YOUR GOAL:
Look through the data below. Pick out the lines holding the string "والليلة".

EXTRACTED ENTRIES:
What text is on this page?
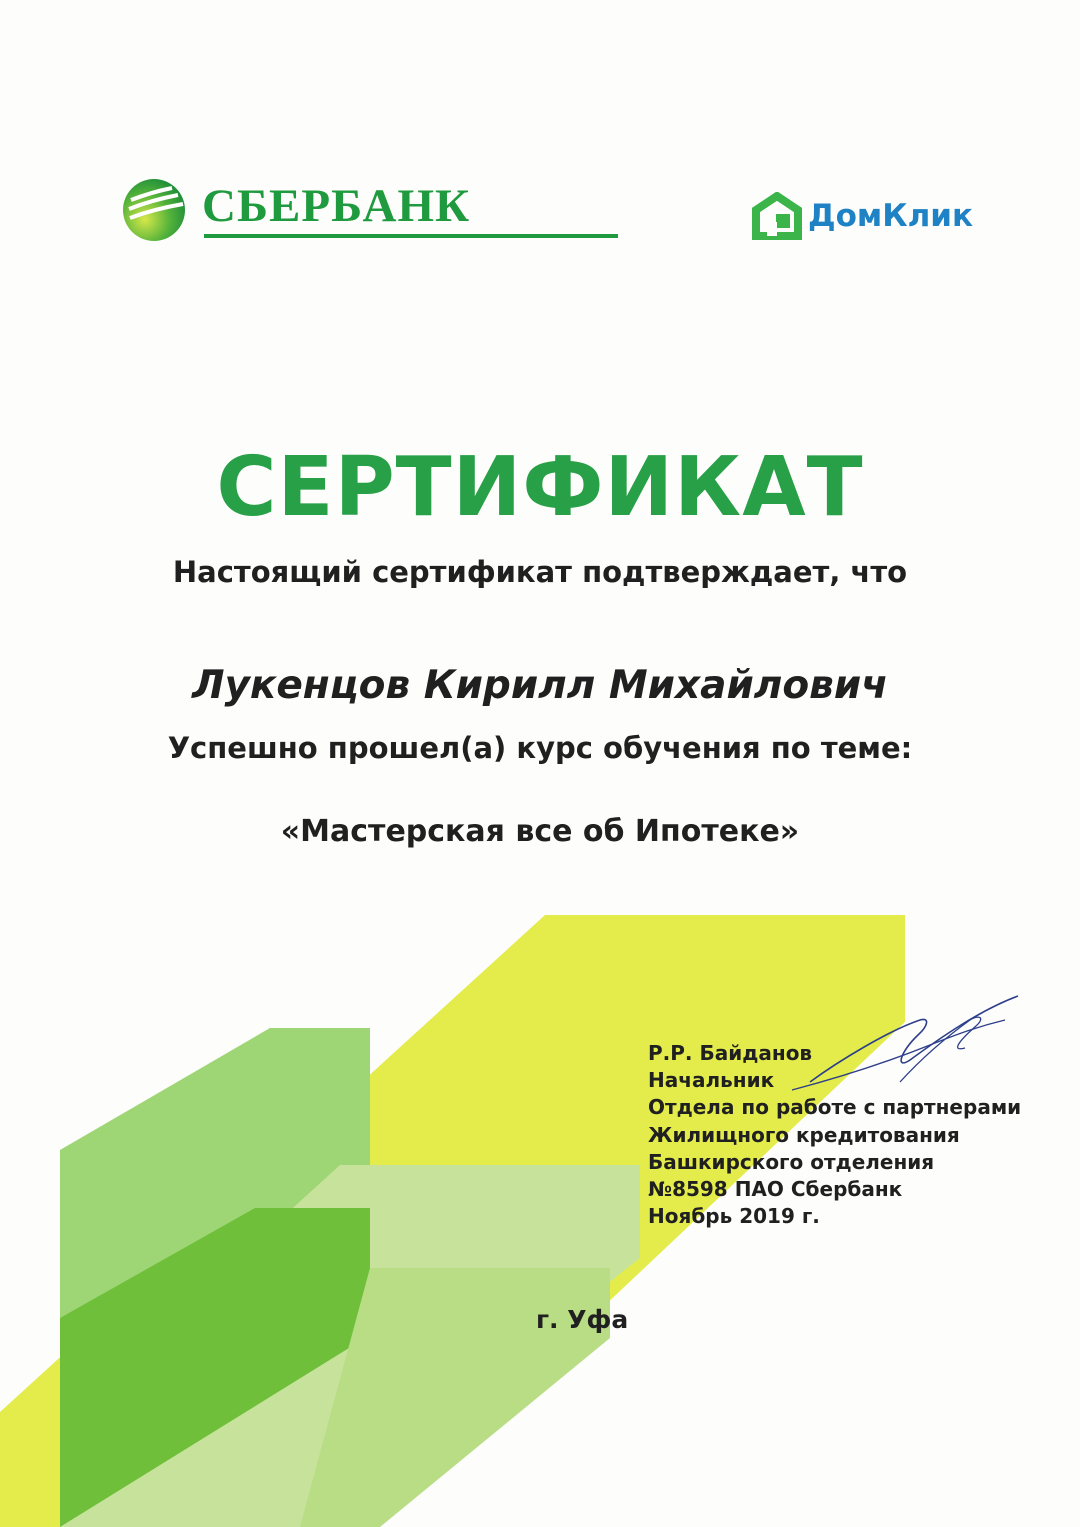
СБЕРБАНК	ДомКлик
СЕРТИФИКАТ
Настоящий сертификат подтверждает, что
Лукенцов Кирилл Михайлович
Успешно прошел(а) курс обучения по теме:
«Мастерская все об Ипотеке»
Р.Р. Байданов
Начальник
Отдела по работе с партнерами
Жилищного кредитования
Башкирского отделения
№8598 ПАО Сбербанк
Ноябрь 2019 г.
г. Уфа
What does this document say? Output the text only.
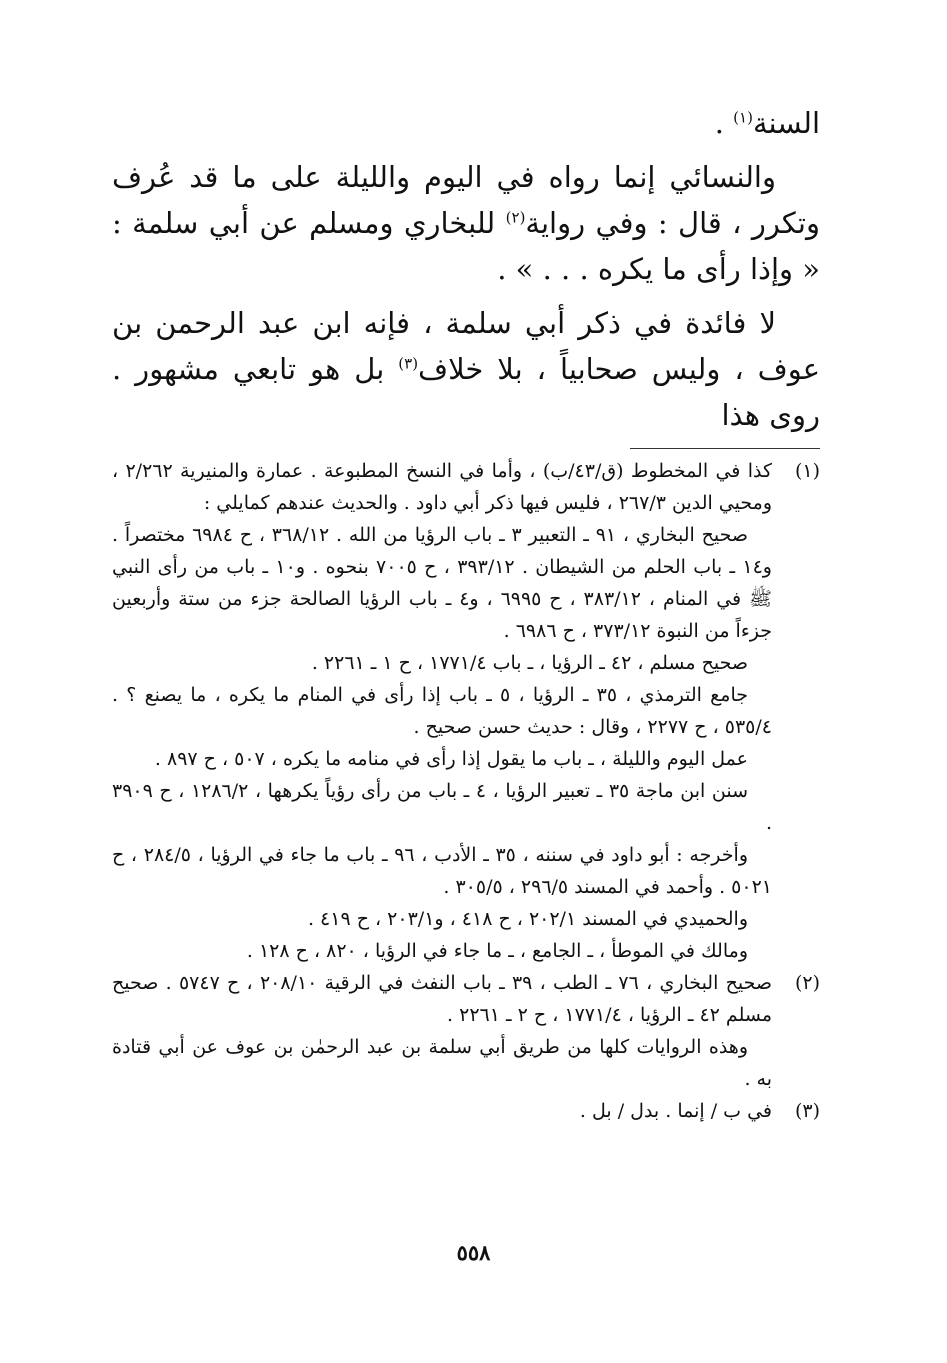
السنة$^{(١)}$ .

والنسائي إنما رواه في اليوم والليلة على ما قد عُرف وتكرر ، قال : وفي رواية$^{(٢)}$ للبخاري ومسلم عن أبي سلمة : « وإذا رأى ما يكره . . . » .

لا فائدة في ذكر أبي سلمة ، فإنه ابن عبد الرحمن بن عوف ، وليس صحابياً ، بلا خلاف$^{(٣)}$ بل هو تابعي مشهور . روى هذا

(١)
كذا في المخطوط (ق/٤٣/ب) ، وأما في النسخ المطبوعة . عمارة والمنيرية ٢/٢٦٢ ، ومحيي الدين ٢٦٧/٣ ، فليس فيها ذكر أبي داود . والحديث عندهم كمايلي :
صحيح البخاري ، ٩١ ـ التعبير ٣ ـ باب الرؤيا من الله . ٣٦٨/١٢ ، ح ٦٩٨٤ مختصراً . و١٤ ـ باب الحلم من الشيطان . ٣٩٣/١٢ ، ح ٧٠٠٥ بنحوه . و١٠ ـ باب من رأى النبي ﷺ في المنام ، ٣٨٣/١٢ ، ح ٦٩٩٥ ، و٤ ـ باب الرؤيا الصالحة جزء من ستة وأربعين جزءاً من النبوة ٣٧٣/١٢ ، ح ٦٩٨٦ .
صحيح مسلم ، ٤٢ ـ الرؤيا ، ـ باب ١٧٧١/٤ ، ح ١ ـ ٢٢٦١ .
جامع الترمذي ، ٣٥ ـ الرؤيا ، ٥ ـ باب إذا رأى في المنام ما يكره ، ما يصنع ؟ . ٥٣٥/٤ ، ح ٢٢٧٧ ، وقال : حديث حسن صحيح .
عمل اليوم والليلة ، ـ باب ما يقول إذا رأى في منامه ما يكره ، ٥٠٧ ، ح ٨٩٧ .
سنن ابن ماجة ٣٥ ـ تعبير الرؤيا ، ٤ ـ باب من رأى رؤياً يكرهها ، ١٢٨٦/٢ ، ح ٣٩٠٩ .
وأخرجه : أبو داود في سننه ، ٣٥ ـ الأدب ، ٩٦ ـ باب ما جاء في الرؤيا ، ٢٨٤/٥ ، ح ٥٠٢١ . وأحمد في المسند ٢٩٦/٥ ، ٣٠٥/٥ .
والحميدي في المسند ٢٠٢/١ ، ح ٤١٨ ، و٢٠٣/١ ، ح ٤١٩ .
ومالك في الموطأ ، ـ الجامع ، ـ ما جاء في الرؤيا ، ٨٢٠ ، ح ١٢٨ .
(٢)
صحيح البخاري ، ٧٦ ـ الطب ، ٣٩ ـ باب النفث في الرقية ٢٠٨/١٠ ، ح ٥٧٤٧ . صحيح مسلم ٤٢ ـ الرؤيا ، ١٧٧١/٤ ، ح ٢ ـ ٢٢٦١ .
وهذه الروايات كلها من طريق أبي سلمة بن عبد الرحمٰن بن عوف عن أبي قتادة به .
(٣)
في ب / إنما . بدل / بل .
٥٥٨
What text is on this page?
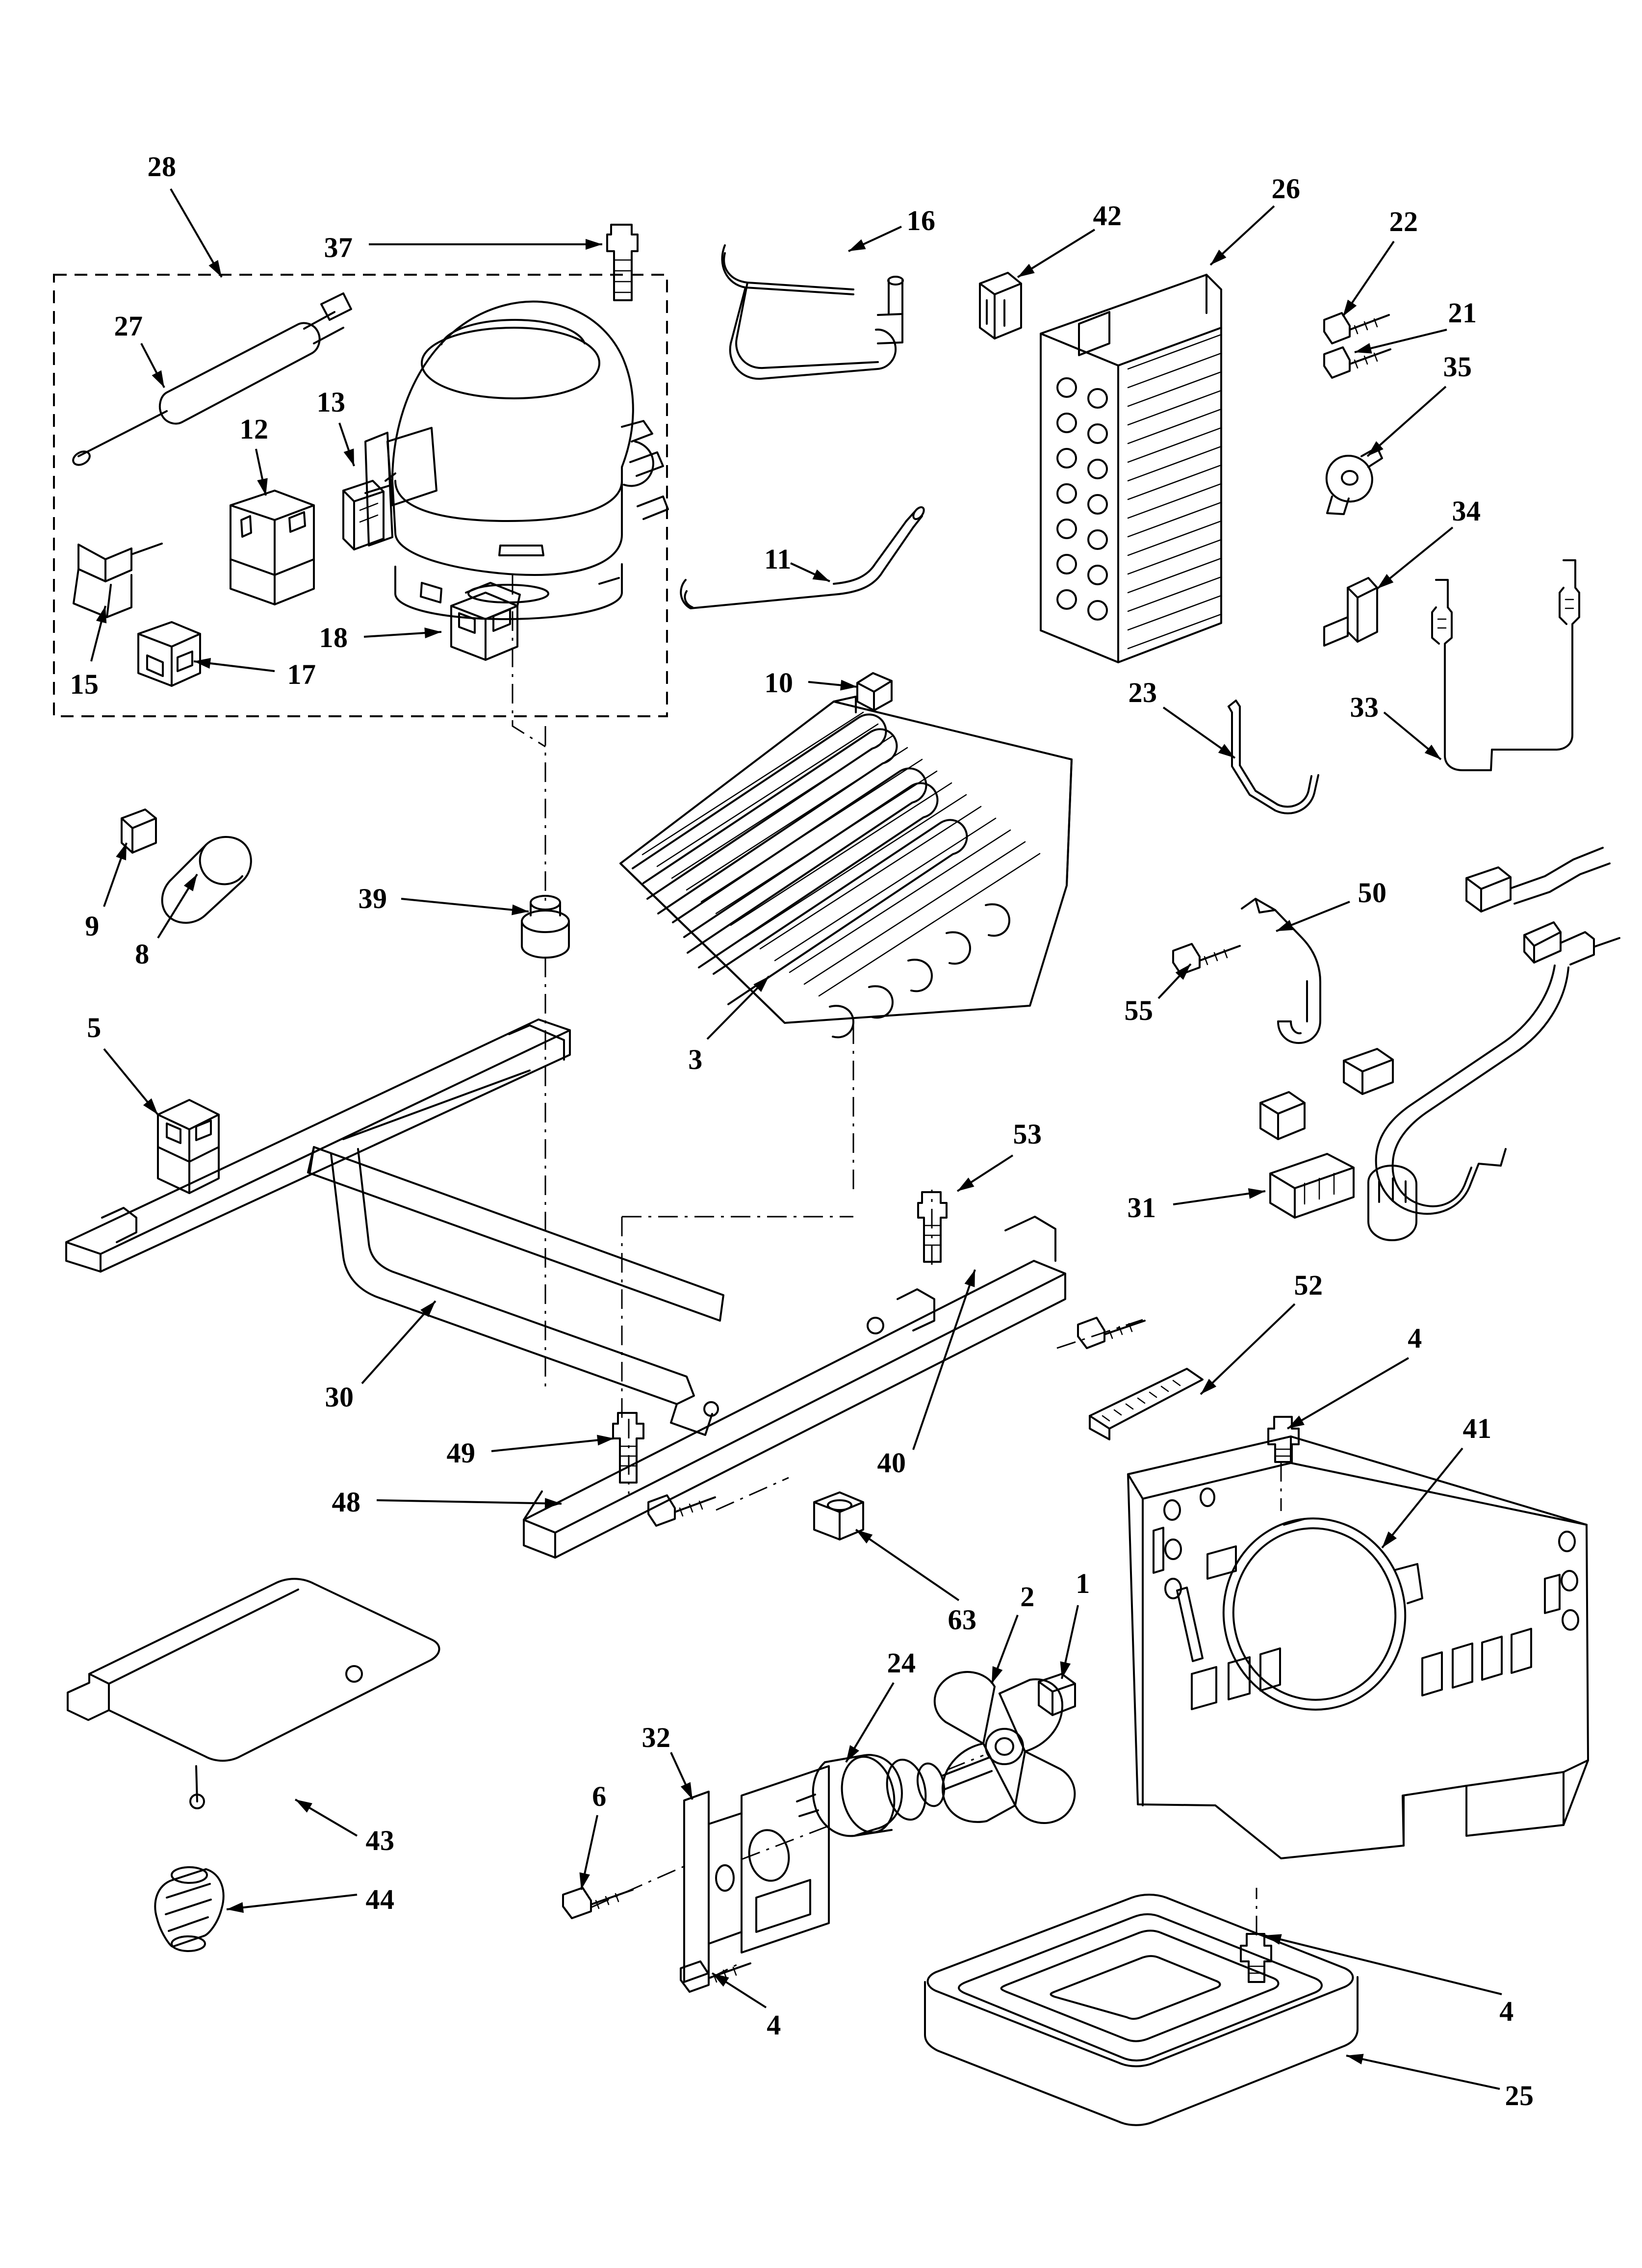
28
37
27
13
12
18
17
15
16	42
26
22
21
35
34
11
10	23	33
9
8
39
3
50
55
5
31
53
30
49	40
48
52
4
41
63
2 1
24
32
6
43
44
4	4
25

OUTPUT OF THE TASK:
والنسائي إنما رواه في اليوم والليلة على ما قد عُرف وتكرر ، قال : وفي رواية$^{(٢)}$ للبخاري ومسلم عن أبي سلمة : « وإذا رأى ما يكره . . . » .
عمل اليوم والليلة ، ـ باب ما يقول إذا رأى في منامه ما يكره ، ٥٠٧ ، ح ٨٩٧ .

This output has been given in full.